(WORK REQUIRED) Read the lines below, and copy any that contain the string "true".

(DATASET RECORDS)

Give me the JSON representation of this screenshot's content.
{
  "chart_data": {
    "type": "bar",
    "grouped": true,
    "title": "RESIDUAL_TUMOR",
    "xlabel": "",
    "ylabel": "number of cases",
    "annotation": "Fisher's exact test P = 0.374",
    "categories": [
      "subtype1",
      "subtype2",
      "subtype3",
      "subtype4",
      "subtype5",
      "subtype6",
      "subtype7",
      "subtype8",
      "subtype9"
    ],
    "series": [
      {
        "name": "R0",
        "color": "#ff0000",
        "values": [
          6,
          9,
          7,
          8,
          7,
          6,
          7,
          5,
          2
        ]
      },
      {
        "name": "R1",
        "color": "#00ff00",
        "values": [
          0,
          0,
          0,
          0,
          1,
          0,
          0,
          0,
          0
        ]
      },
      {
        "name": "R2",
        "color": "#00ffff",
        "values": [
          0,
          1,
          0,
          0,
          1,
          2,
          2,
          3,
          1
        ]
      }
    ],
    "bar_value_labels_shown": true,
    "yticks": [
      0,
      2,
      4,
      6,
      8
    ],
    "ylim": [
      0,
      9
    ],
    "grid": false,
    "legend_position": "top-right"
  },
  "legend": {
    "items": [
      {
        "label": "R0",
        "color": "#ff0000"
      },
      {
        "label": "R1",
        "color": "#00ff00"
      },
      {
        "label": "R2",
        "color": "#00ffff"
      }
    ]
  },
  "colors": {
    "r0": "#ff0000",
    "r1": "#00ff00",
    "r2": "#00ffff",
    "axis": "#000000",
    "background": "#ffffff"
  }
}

(OUTPUT)
    "grouped": true,
    "bar_value_labels_shown": true,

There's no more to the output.